- TASK REQUIREMENTS:
• a. Reproduce the passage on parallel state court litigation word for word.
• b. Output only the lines of the entries, starting at the first line and ending at the line that contains "file-icon: [35, 73, 44, 85]", as a numbered list. Include both of those lines and leave out any blank lines.

- PROVIDED TEXT:

◇ ◇ ◇ ◇

E. Whether the Same Issues are Pending in State Court and the Avoidance of Duplicative Litigation

Fifth and most significantly, there is no pending parallel state court litigation that addresses the issues presented in this case.4 In that regard, Icon admits in its brief that "[a]t this point in time, the state court actions are not completely parallel to this action initiated by Westfield." (ECF No. 11, p. 10). Westfield is not a party to either the New York or the Massachusetts actions, and therefore those actions cannot fully adjudicate the matters in controversy between Icon and Westfield. Additionally, no party in those actions has raised the issue of Westfield's duty to defend or indemnify Icon. It is certainly true that the state court proceedings may involve many of the same factual issues as this case. However, the state court litigation will not resolve the fundamental dispute at issue here — whether Westfield must continue to defend Icon and possibly indemnify Icon for any damages awarded in the state court actions.

◇ ◇ ◇ ◇

- RECORDS SHOWN:

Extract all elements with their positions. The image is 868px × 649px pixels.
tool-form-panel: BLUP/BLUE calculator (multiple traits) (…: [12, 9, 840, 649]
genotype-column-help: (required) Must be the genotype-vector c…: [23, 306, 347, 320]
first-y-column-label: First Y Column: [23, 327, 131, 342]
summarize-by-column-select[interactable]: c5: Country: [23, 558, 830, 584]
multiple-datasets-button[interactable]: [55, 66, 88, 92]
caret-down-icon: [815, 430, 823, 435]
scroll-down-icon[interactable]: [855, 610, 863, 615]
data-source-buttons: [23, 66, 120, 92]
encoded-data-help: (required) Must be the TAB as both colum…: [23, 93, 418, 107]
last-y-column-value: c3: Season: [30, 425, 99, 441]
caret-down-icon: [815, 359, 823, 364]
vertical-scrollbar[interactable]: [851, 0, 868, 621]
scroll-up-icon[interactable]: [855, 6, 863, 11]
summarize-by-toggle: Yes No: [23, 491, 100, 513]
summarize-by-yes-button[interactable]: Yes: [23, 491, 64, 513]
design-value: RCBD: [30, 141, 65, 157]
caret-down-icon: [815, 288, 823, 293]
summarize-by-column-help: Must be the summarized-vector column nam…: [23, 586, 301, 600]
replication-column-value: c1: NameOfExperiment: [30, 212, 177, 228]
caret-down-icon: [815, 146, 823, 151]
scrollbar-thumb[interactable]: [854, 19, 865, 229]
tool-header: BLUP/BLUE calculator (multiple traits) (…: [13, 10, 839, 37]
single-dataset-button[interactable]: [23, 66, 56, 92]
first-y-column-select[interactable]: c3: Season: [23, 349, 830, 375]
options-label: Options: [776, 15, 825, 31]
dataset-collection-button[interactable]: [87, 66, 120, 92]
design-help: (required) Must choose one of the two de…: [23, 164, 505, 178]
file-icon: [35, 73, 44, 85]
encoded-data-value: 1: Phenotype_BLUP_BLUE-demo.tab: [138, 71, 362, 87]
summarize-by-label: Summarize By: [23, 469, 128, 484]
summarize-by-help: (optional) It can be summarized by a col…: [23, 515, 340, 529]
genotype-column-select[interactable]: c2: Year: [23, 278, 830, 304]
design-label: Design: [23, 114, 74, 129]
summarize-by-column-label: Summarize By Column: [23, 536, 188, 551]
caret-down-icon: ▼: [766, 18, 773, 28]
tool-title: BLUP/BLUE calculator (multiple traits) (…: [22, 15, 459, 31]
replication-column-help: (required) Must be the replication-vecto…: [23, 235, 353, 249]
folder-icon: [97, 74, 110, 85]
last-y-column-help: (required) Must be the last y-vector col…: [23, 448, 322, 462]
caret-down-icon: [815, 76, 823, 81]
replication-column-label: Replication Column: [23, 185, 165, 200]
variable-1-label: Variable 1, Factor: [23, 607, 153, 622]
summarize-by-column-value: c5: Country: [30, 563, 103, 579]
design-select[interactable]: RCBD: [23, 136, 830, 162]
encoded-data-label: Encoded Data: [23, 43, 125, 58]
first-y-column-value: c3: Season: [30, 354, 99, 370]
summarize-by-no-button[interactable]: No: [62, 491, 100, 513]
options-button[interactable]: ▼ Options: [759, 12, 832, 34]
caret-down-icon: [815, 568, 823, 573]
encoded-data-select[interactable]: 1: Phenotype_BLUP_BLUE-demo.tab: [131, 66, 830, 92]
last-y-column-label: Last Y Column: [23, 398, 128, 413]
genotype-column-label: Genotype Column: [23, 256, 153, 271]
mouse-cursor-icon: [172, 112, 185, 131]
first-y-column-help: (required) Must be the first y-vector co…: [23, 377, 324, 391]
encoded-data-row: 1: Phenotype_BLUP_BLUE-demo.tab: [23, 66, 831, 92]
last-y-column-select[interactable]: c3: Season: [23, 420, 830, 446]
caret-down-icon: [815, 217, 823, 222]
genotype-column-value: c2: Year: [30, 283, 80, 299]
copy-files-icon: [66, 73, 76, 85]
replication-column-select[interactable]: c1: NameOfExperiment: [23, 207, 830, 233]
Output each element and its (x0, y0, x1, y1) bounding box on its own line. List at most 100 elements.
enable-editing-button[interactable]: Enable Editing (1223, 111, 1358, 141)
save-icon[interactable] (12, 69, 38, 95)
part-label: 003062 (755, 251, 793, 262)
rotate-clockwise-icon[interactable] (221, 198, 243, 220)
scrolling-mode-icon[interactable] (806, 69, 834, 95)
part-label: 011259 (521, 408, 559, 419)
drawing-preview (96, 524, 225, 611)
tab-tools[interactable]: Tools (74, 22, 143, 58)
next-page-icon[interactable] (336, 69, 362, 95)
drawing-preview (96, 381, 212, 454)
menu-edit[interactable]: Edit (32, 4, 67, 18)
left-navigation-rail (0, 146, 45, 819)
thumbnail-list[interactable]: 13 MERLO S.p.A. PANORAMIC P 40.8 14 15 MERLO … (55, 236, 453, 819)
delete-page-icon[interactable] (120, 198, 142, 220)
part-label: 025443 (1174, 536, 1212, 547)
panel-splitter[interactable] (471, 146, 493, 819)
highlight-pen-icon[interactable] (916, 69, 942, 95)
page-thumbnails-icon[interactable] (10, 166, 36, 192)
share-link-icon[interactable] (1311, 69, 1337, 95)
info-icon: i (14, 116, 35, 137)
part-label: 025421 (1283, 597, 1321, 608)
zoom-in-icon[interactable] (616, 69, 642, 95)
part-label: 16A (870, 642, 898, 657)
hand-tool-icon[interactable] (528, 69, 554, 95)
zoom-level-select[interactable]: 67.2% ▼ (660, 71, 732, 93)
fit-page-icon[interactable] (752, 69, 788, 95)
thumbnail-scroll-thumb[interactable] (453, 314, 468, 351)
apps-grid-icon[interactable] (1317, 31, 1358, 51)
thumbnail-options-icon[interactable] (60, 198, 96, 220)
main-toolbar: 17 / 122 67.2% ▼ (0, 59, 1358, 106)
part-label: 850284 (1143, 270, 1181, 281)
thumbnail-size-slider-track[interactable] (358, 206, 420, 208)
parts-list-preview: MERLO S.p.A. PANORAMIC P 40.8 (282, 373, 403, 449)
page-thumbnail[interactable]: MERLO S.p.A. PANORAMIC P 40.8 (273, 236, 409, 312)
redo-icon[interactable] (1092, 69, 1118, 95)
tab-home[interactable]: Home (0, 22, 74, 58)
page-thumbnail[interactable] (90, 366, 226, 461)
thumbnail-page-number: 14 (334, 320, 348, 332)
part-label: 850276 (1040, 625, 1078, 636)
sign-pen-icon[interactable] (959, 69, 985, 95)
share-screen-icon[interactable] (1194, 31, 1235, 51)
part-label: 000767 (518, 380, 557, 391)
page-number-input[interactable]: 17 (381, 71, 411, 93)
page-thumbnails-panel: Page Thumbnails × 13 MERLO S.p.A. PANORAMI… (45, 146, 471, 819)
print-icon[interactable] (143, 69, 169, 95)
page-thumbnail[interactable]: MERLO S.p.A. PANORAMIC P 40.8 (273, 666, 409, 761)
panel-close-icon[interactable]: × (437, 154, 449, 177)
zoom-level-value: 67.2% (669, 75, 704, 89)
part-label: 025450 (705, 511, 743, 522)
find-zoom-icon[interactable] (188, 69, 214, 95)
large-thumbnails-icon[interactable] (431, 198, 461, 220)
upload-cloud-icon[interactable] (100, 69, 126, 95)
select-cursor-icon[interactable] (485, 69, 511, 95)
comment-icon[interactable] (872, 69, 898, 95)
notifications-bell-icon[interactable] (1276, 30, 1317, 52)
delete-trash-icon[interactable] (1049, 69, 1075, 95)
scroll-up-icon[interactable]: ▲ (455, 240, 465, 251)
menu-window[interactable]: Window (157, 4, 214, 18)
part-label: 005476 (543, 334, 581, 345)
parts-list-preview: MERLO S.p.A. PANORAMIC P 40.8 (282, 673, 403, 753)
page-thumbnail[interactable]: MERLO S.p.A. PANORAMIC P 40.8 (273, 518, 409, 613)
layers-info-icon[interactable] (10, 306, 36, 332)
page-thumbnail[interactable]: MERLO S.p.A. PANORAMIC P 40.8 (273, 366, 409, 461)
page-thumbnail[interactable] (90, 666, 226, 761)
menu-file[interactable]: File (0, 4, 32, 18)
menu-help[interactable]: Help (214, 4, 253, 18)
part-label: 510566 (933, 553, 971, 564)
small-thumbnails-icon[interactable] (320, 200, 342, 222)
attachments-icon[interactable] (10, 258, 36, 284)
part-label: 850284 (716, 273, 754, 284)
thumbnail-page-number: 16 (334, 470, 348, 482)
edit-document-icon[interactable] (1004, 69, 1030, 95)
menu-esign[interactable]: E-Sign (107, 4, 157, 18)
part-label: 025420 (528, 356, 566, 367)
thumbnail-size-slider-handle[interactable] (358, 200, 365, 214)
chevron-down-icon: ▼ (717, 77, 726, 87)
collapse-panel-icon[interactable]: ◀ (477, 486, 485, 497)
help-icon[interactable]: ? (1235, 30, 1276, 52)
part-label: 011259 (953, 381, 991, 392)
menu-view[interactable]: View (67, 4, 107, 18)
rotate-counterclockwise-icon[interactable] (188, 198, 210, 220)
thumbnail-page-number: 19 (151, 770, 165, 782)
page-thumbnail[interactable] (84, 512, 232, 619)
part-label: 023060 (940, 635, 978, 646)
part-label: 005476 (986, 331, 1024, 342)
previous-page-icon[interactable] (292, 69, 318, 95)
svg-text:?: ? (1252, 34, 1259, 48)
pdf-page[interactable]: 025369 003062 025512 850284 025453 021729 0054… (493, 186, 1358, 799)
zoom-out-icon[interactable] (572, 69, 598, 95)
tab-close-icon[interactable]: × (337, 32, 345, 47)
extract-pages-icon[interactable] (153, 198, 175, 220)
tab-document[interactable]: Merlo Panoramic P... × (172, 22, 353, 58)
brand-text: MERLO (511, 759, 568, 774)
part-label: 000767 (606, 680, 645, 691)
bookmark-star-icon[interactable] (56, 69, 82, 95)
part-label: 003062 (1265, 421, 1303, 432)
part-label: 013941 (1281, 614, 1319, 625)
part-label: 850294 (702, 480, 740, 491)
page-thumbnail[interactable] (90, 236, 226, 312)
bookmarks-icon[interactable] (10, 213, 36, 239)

◇ ◇ ◇ ◇

- RESPONSES TO THE EXERCISE:
• a.
E. Whether the Same Issues are Pending in State Court and the Avoidance of Duplicative Litigation

Fifth and most significantly, there is no pending parallel state court litigation that addresses the issues presented in this case.4 In that regard, Icon admits in its brief that "[a]t this point in time, the state court actions are not completely parallel to this action initiated by Westfield." (ECF No. 11, p. 10). Westfield is not a party to either the New York or the Massachusetts actions, and therefore those actions cannot fully adjudicate the matters in controversy between Icon and Westfield. Additionally, no party in those actions has raised the issue of Westfield's duty to defend or indemnify Icon. It is certainly true that the state court proceedings may involve many of the same factual issues as this case. However, the state court litigation will not resolve the fundamental dispute at issue here — whether Westfield must continue to defend Icon and possibly indemnify Icon for any damages awarded in the state court actions.

• b.
1. Extract all elements with their positions. The image is 868px × 649px pixels.
2. tool-form-panel: BLUP/BLUE calculator (multiple traits) (…: [12, 9, 840, 649]
3. genotype-column-help: (required) Must be the genotype-vector c…: [23, 306, 347, 320]
4. first-y-column-label: First Y Column: [23, 327, 131, 342]
5. summarize-by-column-select[interactable]: c5: Country: [23, 558, 830, 584]
6. multiple-datasets-button[interactable]: [55, 66, 88, 92]
7. caret-down-icon: [815, 430, 823, 435]
8. scroll-down-icon[interactable]: [855, 610, 863, 615]
9. data-source-buttons: [23, 66, 120, 92]
10. encoded-data-help: (required) Must be the TAB as both colum…: [23, 93, 418, 107]
11. last-y-column-value: c3: Season: [30, 425, 99, 441]
12. caret-down-icon: [815, 359, 823, 364]
13. vertical-scrollbar[interactable]: [851, 0, 868, 621]
14. scroll-up-icon[interactable]: [855, 6, 863, 11]
15. summarize-by-toggle: Yes No: [23, 491, 100, 513]
16. summarize-by-yes-button[interactable]: Yes: [23, 491, 64, 513]
17. design-value: RCBD: [30, 141, 65, 157]
18. caret-down-icon: [815, 288, 823, 293]
19. summarize-by-column-help: Must be the summarized-vector column nam…: [23, 586, 301, 600]
20. replication-column-value: c1: NameOfExperiment: [30, 212, 177, 228]
21. caret-down-icon: [815, 146, 823, 151]
22. scrollbar-thumb[interactable]: [854, 19, 865, 229]
23. tool-header: BLUP/BLUE calculator (multiple traits) (…: [13, 10, 839, 37]
24. single-dataset-button[interactable]: [23, 66, 56, 92]
25. first-y-column-select[interactable]: c3: Season: [23, 349, 830, 375]
26. options-label: Options: [776, 15, 825, 31]
27. dataset-collection-button[interactable]: [87, 66, 120, 92]
28. design-help: (required) Must choose one of the two de…: [23, 164, 505, 178]
29. file-icon: [35, 73, 44, 85]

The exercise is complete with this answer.